# Request:
Go through the records and copy each line where the word "title" occurs.

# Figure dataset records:
☆ ☆ ☆

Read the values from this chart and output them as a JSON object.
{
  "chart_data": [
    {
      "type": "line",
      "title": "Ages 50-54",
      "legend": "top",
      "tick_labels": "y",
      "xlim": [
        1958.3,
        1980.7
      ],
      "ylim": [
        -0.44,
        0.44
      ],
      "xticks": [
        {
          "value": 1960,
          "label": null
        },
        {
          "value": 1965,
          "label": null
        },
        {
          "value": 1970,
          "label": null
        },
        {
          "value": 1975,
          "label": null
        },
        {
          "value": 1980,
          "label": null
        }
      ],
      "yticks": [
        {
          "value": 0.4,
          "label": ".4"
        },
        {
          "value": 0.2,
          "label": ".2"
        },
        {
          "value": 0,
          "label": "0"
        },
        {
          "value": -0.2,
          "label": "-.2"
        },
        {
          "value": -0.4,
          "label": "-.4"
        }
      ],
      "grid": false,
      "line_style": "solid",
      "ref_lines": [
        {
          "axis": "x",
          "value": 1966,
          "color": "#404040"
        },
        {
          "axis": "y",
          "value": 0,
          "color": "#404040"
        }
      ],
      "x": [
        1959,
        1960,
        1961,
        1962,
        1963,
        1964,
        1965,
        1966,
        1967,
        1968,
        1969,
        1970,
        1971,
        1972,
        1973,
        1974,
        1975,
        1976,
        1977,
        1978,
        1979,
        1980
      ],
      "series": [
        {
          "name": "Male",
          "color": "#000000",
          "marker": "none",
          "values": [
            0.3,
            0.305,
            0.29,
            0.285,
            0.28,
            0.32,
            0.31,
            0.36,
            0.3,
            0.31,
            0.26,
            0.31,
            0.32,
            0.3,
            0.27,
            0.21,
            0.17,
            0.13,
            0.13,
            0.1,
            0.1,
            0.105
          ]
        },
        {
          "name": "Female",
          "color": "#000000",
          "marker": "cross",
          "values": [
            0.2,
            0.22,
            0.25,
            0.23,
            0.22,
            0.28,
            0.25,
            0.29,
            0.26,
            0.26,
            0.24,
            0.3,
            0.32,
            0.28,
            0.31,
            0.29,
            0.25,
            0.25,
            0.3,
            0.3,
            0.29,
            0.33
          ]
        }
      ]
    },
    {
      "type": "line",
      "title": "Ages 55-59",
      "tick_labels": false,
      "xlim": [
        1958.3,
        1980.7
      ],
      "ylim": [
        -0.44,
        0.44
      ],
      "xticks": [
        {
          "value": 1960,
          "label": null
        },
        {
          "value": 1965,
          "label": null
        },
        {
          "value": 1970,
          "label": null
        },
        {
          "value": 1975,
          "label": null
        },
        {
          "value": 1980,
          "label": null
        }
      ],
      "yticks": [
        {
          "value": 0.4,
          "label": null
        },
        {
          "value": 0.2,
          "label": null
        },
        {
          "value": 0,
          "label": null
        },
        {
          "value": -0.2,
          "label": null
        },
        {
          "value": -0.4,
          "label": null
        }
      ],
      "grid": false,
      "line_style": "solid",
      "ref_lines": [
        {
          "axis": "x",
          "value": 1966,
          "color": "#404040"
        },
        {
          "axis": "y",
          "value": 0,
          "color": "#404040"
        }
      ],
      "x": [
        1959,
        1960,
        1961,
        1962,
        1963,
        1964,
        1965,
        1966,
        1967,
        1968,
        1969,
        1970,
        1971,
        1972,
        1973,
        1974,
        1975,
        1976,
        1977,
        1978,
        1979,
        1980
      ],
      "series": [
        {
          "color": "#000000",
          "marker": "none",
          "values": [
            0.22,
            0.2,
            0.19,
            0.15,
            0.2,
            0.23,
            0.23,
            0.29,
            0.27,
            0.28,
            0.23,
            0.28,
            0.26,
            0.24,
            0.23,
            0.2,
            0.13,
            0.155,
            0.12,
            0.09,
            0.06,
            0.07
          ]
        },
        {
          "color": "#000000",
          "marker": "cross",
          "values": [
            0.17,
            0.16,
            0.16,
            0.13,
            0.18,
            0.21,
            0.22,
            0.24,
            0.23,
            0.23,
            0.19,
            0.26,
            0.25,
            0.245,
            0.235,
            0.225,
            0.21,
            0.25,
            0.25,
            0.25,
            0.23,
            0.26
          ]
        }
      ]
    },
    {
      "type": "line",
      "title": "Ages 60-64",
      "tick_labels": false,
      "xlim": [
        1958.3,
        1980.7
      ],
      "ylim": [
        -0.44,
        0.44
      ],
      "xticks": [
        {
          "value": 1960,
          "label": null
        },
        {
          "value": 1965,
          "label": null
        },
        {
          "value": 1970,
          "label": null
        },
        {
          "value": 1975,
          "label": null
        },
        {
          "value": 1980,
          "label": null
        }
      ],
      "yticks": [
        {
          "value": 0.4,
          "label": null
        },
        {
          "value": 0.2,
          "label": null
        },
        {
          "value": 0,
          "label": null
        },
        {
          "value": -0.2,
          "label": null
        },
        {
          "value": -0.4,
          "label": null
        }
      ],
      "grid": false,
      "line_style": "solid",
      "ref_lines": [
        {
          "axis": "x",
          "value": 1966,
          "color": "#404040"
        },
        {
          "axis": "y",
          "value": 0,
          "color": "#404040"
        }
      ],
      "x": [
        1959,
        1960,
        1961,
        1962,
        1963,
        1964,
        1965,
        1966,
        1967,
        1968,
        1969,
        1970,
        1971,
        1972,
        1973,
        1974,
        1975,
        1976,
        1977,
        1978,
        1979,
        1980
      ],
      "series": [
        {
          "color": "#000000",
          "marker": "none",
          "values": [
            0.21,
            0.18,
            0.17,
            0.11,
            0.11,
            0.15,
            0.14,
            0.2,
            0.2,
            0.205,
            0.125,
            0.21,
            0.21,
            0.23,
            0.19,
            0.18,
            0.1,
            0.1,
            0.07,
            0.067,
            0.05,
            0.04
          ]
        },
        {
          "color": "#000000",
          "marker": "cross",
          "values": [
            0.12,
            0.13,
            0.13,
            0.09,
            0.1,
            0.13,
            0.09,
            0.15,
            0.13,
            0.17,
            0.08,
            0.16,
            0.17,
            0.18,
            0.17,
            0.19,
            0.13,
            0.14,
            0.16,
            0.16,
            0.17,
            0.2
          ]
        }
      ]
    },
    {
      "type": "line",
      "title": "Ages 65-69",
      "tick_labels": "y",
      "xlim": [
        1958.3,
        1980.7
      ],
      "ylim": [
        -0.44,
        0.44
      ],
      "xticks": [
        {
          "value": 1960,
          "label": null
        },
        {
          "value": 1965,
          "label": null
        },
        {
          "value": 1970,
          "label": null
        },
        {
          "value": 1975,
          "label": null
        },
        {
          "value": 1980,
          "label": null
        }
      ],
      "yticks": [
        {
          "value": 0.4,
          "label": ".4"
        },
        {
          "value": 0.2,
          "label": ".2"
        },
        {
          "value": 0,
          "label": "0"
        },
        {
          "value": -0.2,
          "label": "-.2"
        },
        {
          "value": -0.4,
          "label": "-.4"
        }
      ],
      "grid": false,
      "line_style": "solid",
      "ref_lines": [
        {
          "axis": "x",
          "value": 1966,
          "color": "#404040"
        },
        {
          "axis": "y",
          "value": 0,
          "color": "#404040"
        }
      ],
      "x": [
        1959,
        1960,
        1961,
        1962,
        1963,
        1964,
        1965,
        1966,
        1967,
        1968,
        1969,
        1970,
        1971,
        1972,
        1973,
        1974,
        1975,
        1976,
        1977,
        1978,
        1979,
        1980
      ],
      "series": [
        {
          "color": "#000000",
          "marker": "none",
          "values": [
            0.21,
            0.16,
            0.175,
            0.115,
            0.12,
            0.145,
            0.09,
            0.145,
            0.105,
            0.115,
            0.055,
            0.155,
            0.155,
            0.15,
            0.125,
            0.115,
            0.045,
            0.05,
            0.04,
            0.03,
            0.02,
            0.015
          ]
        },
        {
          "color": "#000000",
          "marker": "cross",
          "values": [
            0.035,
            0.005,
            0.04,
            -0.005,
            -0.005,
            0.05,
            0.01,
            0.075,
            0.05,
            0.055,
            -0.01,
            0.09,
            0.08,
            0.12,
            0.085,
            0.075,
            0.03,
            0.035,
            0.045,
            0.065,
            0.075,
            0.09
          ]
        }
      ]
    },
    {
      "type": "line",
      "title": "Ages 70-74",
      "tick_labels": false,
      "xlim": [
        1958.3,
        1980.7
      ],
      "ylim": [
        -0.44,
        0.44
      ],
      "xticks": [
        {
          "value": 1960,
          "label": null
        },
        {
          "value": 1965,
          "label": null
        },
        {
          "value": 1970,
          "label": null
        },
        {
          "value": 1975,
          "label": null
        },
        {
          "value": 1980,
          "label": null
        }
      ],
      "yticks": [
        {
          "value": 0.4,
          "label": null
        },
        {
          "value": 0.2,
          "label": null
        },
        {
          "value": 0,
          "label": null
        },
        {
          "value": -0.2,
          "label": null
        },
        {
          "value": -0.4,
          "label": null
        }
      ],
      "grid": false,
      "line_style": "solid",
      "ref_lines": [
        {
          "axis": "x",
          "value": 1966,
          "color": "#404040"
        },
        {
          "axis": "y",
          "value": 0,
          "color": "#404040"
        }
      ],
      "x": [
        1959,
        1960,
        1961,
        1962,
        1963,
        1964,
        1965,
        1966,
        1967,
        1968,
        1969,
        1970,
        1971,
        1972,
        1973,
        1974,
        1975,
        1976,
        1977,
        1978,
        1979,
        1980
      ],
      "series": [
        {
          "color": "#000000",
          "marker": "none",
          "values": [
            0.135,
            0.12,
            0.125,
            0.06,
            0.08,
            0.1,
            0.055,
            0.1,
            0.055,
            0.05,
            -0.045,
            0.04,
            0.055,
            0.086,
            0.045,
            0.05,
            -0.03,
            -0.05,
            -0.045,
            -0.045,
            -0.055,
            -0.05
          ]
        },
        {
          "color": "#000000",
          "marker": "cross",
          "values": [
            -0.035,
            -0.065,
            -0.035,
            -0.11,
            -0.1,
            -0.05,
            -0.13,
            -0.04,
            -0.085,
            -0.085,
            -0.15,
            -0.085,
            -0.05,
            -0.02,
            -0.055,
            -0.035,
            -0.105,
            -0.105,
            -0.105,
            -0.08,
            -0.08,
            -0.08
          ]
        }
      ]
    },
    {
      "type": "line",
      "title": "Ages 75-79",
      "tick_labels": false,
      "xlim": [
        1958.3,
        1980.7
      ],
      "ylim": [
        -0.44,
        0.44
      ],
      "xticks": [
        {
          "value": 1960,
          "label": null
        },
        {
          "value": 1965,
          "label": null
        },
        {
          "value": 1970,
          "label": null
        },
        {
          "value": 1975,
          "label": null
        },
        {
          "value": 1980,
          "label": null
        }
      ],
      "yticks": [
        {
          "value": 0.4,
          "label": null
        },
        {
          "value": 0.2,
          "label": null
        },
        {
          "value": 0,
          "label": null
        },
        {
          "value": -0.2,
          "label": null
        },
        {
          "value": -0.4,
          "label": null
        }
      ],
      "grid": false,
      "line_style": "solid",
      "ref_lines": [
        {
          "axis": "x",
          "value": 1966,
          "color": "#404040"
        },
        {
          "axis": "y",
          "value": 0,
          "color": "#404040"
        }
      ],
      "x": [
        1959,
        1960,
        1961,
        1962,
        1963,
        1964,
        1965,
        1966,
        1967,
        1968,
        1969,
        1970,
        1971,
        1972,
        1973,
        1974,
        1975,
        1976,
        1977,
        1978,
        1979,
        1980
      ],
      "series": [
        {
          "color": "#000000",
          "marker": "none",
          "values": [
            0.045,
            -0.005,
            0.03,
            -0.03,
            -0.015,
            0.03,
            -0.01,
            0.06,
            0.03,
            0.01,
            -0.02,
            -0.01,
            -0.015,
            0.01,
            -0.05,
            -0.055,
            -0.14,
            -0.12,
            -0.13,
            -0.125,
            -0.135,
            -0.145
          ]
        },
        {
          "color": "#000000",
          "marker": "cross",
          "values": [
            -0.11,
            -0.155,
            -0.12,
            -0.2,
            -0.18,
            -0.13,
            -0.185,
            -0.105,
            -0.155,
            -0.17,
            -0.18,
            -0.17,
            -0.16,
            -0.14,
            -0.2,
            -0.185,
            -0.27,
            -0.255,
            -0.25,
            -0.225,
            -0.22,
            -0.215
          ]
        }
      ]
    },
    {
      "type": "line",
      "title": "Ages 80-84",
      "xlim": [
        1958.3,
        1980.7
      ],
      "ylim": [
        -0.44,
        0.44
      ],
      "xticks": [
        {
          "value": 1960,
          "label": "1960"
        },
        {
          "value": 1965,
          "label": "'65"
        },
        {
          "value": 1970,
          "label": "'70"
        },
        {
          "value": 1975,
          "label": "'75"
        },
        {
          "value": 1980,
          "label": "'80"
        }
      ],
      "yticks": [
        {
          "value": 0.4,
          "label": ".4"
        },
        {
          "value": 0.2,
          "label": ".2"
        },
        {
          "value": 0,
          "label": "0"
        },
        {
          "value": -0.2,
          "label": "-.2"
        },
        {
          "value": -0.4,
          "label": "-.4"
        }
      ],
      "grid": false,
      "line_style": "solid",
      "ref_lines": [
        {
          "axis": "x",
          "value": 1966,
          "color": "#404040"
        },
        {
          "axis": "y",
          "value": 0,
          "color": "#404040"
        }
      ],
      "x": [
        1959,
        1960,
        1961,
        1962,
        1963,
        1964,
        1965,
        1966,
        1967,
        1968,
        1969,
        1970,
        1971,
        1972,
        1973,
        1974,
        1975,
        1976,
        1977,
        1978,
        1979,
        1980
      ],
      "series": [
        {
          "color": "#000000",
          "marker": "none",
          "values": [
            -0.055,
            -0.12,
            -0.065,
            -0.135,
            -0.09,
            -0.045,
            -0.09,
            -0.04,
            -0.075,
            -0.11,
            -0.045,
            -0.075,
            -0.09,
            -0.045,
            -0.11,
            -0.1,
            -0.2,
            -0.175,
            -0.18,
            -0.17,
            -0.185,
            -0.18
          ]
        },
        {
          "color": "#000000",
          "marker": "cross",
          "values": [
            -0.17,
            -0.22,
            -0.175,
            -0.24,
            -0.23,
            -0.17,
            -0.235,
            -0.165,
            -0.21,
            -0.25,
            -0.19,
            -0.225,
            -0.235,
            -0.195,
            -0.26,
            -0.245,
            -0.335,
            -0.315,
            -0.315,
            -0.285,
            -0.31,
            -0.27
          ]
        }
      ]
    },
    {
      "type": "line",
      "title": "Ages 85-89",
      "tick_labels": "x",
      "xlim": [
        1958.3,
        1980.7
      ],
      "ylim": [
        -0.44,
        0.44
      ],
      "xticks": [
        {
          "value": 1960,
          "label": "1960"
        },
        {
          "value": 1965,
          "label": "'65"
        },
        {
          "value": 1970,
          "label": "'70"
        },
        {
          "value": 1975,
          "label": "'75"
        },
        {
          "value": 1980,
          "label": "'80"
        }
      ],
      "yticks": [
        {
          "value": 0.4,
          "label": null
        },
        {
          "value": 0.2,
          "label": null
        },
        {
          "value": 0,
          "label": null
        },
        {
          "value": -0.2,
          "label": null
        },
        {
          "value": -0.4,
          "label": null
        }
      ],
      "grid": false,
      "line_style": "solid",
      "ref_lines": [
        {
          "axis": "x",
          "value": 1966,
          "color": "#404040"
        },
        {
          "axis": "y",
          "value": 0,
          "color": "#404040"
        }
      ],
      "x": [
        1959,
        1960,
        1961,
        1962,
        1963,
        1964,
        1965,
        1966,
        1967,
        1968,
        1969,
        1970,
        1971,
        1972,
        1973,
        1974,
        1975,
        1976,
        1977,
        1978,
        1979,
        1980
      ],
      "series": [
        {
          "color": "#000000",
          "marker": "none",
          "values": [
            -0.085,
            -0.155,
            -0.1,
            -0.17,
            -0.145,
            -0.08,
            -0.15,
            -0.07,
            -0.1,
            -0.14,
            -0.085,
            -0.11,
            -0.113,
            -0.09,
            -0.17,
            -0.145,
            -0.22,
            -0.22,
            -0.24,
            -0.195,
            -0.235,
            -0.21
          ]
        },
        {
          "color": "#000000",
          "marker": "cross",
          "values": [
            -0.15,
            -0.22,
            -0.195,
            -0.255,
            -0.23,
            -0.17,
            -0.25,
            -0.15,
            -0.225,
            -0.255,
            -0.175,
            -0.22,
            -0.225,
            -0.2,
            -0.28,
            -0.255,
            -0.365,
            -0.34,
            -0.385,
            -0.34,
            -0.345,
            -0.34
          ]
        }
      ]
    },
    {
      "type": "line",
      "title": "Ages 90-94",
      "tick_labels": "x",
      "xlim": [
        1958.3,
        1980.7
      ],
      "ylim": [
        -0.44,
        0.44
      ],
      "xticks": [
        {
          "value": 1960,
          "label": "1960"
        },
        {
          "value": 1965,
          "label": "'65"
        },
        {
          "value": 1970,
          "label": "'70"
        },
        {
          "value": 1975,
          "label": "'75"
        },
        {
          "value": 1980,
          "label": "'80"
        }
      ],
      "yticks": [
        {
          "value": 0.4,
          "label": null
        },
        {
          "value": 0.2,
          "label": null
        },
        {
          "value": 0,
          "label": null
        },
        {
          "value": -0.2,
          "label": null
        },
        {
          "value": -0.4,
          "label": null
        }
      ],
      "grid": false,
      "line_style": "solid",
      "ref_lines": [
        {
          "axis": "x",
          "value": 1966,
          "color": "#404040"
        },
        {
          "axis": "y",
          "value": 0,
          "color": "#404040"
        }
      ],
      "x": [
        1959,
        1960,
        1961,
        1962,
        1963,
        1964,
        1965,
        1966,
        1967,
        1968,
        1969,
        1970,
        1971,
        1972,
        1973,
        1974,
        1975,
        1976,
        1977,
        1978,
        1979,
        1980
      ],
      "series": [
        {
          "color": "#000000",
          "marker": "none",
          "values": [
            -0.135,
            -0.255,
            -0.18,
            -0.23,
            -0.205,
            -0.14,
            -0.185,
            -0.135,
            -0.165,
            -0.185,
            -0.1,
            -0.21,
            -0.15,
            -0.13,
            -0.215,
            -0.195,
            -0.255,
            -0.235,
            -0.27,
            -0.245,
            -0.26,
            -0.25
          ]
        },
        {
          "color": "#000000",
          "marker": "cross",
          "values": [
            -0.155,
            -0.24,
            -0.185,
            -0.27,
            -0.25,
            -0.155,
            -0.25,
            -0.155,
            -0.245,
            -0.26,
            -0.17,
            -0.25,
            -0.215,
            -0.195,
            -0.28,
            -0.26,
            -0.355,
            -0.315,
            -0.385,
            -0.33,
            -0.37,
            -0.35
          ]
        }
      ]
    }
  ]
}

☆ ☆ ☆

# The completed task:
      "title": "Ages 50-54",
      "title": "Ages 55-59",
      "title": "Ages 60-64",
      "title": "Ages 65-69",
      "title": "Ages 70-74",
      "title": "Ages 75-79",
      "title": "Ages 80-84",
      "title": "Ages 85-89",
      "title": "Ages 90-94",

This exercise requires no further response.